* [DATA FOR THIS EXERCISE]:
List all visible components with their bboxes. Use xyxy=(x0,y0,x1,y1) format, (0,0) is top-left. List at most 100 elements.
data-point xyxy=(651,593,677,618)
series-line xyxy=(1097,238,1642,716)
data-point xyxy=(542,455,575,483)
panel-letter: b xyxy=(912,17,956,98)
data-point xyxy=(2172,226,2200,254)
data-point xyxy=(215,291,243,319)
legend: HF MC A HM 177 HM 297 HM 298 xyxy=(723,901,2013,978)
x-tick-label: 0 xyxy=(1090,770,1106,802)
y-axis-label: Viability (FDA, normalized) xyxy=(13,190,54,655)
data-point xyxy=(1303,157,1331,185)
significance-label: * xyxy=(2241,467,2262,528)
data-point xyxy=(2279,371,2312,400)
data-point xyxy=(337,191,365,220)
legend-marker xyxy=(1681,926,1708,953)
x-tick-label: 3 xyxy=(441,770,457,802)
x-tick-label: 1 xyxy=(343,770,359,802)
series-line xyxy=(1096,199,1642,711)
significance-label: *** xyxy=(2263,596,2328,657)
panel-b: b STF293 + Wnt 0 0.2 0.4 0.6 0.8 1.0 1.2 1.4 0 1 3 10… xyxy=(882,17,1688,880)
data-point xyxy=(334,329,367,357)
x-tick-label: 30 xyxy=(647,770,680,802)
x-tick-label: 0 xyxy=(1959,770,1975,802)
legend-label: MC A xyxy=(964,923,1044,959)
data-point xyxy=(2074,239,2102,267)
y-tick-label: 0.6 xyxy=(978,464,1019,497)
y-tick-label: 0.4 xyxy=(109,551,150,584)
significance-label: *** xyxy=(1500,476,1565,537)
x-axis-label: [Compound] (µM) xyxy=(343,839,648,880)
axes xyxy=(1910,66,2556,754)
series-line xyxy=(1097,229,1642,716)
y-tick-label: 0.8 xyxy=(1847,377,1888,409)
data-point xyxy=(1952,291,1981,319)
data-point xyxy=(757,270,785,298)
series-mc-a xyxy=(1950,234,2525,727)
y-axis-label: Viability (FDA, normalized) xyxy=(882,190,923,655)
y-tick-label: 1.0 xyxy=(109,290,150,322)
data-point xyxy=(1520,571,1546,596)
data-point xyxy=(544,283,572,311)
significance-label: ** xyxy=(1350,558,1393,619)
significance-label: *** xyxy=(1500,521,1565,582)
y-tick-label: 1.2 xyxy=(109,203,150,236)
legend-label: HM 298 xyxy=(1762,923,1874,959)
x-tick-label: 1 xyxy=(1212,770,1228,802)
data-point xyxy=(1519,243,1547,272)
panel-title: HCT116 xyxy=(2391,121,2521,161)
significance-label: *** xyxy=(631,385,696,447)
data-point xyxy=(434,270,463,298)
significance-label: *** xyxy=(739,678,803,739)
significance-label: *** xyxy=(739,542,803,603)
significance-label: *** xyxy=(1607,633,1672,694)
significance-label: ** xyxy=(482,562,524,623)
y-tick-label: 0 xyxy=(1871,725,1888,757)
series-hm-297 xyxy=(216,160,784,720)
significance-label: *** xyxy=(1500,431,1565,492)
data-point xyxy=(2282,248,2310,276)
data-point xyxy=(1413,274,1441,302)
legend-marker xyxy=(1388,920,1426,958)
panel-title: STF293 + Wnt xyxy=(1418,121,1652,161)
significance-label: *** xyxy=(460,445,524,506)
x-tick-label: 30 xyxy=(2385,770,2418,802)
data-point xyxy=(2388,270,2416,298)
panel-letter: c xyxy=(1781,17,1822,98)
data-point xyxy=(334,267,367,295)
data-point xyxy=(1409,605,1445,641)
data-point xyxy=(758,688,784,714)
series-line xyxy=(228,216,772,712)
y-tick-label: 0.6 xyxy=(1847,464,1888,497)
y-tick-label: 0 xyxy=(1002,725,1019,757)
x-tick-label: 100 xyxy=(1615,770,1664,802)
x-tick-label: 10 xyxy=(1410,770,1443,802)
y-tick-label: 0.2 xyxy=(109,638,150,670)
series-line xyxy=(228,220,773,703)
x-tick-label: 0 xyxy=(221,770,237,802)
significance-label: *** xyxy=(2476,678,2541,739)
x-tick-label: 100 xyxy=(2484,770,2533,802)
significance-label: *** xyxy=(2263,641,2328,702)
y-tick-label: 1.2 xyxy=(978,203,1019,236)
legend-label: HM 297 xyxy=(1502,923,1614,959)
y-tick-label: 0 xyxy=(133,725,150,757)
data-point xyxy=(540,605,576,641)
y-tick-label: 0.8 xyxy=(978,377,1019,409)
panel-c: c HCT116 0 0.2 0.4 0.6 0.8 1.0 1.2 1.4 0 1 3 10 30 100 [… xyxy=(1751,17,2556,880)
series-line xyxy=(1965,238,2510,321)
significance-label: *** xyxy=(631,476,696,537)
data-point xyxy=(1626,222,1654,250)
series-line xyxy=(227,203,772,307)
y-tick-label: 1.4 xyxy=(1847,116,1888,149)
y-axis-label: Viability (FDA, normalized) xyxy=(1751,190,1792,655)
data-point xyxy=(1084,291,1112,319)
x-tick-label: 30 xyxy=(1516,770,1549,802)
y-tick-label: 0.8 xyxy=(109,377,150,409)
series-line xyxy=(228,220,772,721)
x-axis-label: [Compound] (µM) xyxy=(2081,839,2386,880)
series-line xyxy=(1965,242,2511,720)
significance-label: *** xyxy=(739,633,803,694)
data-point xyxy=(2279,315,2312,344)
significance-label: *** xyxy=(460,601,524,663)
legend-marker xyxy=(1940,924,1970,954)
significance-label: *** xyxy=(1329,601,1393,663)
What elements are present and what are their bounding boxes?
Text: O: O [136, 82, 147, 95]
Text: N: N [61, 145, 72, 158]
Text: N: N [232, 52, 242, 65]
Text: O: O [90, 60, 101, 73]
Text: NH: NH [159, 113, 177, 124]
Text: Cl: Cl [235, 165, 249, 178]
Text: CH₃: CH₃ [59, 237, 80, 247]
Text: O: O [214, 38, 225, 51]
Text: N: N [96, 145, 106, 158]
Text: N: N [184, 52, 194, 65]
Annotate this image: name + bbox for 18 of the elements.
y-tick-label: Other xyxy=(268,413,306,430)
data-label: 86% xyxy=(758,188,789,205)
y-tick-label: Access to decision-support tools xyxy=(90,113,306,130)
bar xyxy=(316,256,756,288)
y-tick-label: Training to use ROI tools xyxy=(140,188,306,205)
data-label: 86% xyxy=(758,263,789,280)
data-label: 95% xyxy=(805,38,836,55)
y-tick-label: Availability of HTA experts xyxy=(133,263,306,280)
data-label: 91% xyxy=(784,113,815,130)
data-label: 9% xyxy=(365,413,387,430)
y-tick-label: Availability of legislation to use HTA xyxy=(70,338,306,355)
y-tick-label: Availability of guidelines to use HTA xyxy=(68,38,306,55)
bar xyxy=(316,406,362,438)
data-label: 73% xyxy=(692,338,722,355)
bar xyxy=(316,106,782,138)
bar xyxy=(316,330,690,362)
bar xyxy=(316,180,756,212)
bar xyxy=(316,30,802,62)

* [EXERCISE DIRECTIONS]: Copy out every one of the lines above word for word.

* [WRITTEN RESPONSE]:
List all visible components with their bboxes. Use xyxy=(x0,y0,x1,y1) format, (0,0) is top-left. List at most 100 elements.
data-point xyxy=(651,593,677,618)
series-line xyxy=(1097,238,1642,716)
data-point xyxy=(542,455,575,483)
panel-letter: b xyxy=(912,17,956,98)
data-point xyxy=(2172,226,2200,254)
data-point xyxy=(215,291,243,319)
legend: HF MC A HM 177 HM 297 HM 298 xyxy=(723,901,2013,978)
x-tick-label: 0 xyxy=(1090,770,1106,802)
y-axis-label: Viability (FDA, normalized) xyxy=(13,190,54,655)
data-point xyxy=(1303,157,1331,185)
significance-label: * xyxy=(2241,467,2262,528)
data-point xyxy=(2279,371,2312,400)
data-point xyxy=(337,191,365,220)
legend-marker xyxy=(1681,926,1708,953)
x-tick-label: 3 xyxy=(441,770,457,802)
x-tick-label: 1 xyxy=(343,770,359,802)
series-line xyxy=(1096,199,1642,711)
significance-label: *** xyxy=(2263,596,2328,657)
panel-b: b STF293 + Wnt 0 0.2 0.4 0.6 0.8 1.0 1.2 1.4 0 1 3 10… xyxy=(882,17,1688,880)
data-point xyxy=(334,329,367,357)
x-tick-label: 30 xyxy=(647,770,680,802)
x-tick-label: 0 xyxy=(1959,770,1975,802)
legend-label: MC A xyxy=(964,923,1044,959)
data-point xyxy=(2074,239,2102,267)
y-tick-label: 0.6 xyxy=(978,464,1019,497)
y-tick-label: 0.4 xyxy=(109,551,150,584)
significance-label: *** xyxy=(1500,476,1565,537)
x-axis-label: [Compound] (µM) xyxy=(343,839,648,880)
axes xyxy=(1910,66,2556,754)
series-line xyxy=(1097,229,1642,716)
y-tick-label: 0.8 xyxy=(1847,377,1888,409)
data-point xyxy=(1952,291,1981,319)
data-point xyxy=(757,270,785,298)
series-mc-a xyxy=(1950,234,2525,727)
y-axis-label: Viability (FDA, normalized) xyxy=(882,190,923,655)
y-tick-label: 1.0 xyxy=(109,290,150,322)
data-point xyxy=(1520,571,1546,596)
data-point xyxy=(544,283,572,311)
significance-label: ** xyxy=(1350,558,1393,619)
significance-label: *** xyxy=(1500,521,1565,582)
y-tick-label: 1.2 xyxy=(109,203,150,236)
legend-label: HM 298 xyxy=(1762,923,1874,959)
x-tick-label: 1 xyxy=(1212,770,1228,802)
data-point xyxy=(1519,243,1547,272)
panel-title: HCT116 xyxy=(2391,121,2521,161)
significance-label: *** xyxy=(631,385,696,447)
data-point xyxy=(434,270,463,298)
significance-label: *** xyxy=(739,678,803,739)
significance-label: *** xyxy=(739,542,803,603)
significance-label: *** xyxy=(1607,633,1672,694)
significance-label: ** xyxy=(482,562,524,623)
y-tick-label: 0 xyxy=(1871,725,1888,757)
series-hm-297 xyxy=(216,160,784,720)
significance-label: *** xyxy=(1500,431,1565,492)
data-point xyxy=(2282,248,2310,276)
data-point xyxy=(1413,274,1441,302)
legend-marker xyxy=(1388,920,1426,958)
panel-title: STF293 + Wnt xyxy=(1418,121,1652,161)
significance-label: *** xyxy=(460,445,524,506)
x-tick-label: 30 xyxy=(2385,770,2418,802)
data-point xyxy=(2388,270,2416,298)
panel-letter: c xyxy=(1781,17,1822,98)
data-point xyxy=(334,267,367,295)
data-point xyxy=(1409,605,1445,641)
data-point xyxy=(758,688,784,714)
series-line xyxy=(228,216,772,712)
y-tick-label: 0.6 xyxy=(1847,464,1888,497)
y-tick-label: 0 xyxy=(1002,725,1019,757)
x-tick-label: 100 xyxy=(1615,770,1664,802)
x-tick-label: 10 xyxy=(1410,770,1443,802)
y-tick-label: 0.2 xyxy=(109,638,150,670)
series-line xyxy=(228,220,773,703)
x-tick-label: 0 xyxy=(221,770,237,802)
significance-label: *** xyxy=(2476,678,2541,739)
x-tick-label: 100 xyxy=(2484,770,2533,802)
significance-label: *** xyxy=(2263,641,2328,702)
y-tick-label: 1.2 xyxy=(978,203,1019,236)
legend-label: HM 297 xyxy=(1502,923,1614,959)
y-tick-label: 0 xyxy=(133,725,150,757)
data-point xyxy=(540,605,576,641)
y-tick-label: 0.8 xyxy=(978,377,1019,409)
panel-c: c HCT116 0 0.2 0.4 0.6 0.8 1.0 1.2 1.4 0 1 3 10 30 100 [… xyxy=(1751,17,2556,880)
series-line xyxy=(1965,238,2510,321)
significance-label: *** xyxy=(631,476,696,537)
data-point xyxy=(1626,222,1654,250)
series-line xyxy=(227,203,772,307)
y-tick-label: 1.4 xyxy=(1847,116,1888,149)
y-axis-label: Viability (FDA, normalized) xyxy=(1751,190,1792,655)
data-point xyxy=(1084,291,1112,319)
x-tick-label: 30 xyxy=(1516,770,1549,802)
y-tick-label: 0.8 xyxy=(109,377,150,409)
series-line xyxy=(228,220,772,721)
x-axis-label: [Compound] (µM) xyxy=(2081,839,2386,880)
series-line xyxy=(1965,242,2511,720)
significance-label: *** xyxy=(739,633,803,694)
data-point xyxy=(2279,315,2312,344)
significance-label: *** xyxy=(460,601,524,663)
legend-marker xyxy=(1940,924,1970,954)
significance-label: *** xyxy=(1329,601,1393,663)
What elements are present and what are their bounding boxes?
Text: O: O [136, 82, 147, 95]
Text: N: N [61, 145, 72, 158]
Text: N: N [232, 52, 242, 65]
Text: O: O [90, 60, 101, 73]
Text: NH: NH [159, 113, 177, 124]
Text: Cl: Cl [235, 165, 249, 178]
Text: CH₃: CH₃ [59, 237, 80, 247]
Text: O: O [214, 38, 225, 51]
Text: N: N [96, 145, 106, 158]
Text: N: N [184, 52, 194, 65]
Annotate this image: name + bbox for 18 of the elements.
y-tick-label: Other xyxy=(268,413,306,430)
data-label: 86% xyxy=(758,188,789,205)
y-tick-label: Access to decision-support tools xyxy=(90,113,306,130)
bar xyxy=(316,256,756,288)
y-tick-label: Training to use ROI tools xyxy=(140,188,306,205)
data-label: 86% xyxy=(758,263,789,280)
data-label: 95% xyxy=(805,38,836,55)
y-tick-label: Availability of HTA experts xyxy=(133,263,306,280)
data-label: 91% xyxy=(784,113,815,130)
data-label: 9% xyxy=(365,413,387,430)
y-tick-label: Availability of legislation to use HTA xyxy=(70,338,306,355)
y-tick-label: Availability of guidelines to use HTA xyxy=(68,38,306,55)
bar xyxy=(316,406,362,438)
data-label: 73% xyxy=(692,338,722,355)
bar xyxy=(316,106,782,138)
bar xyxy=(316,330,690,362)
bar xyxy=(316,180,756,212)
bar xyxy=(316,30,802,62)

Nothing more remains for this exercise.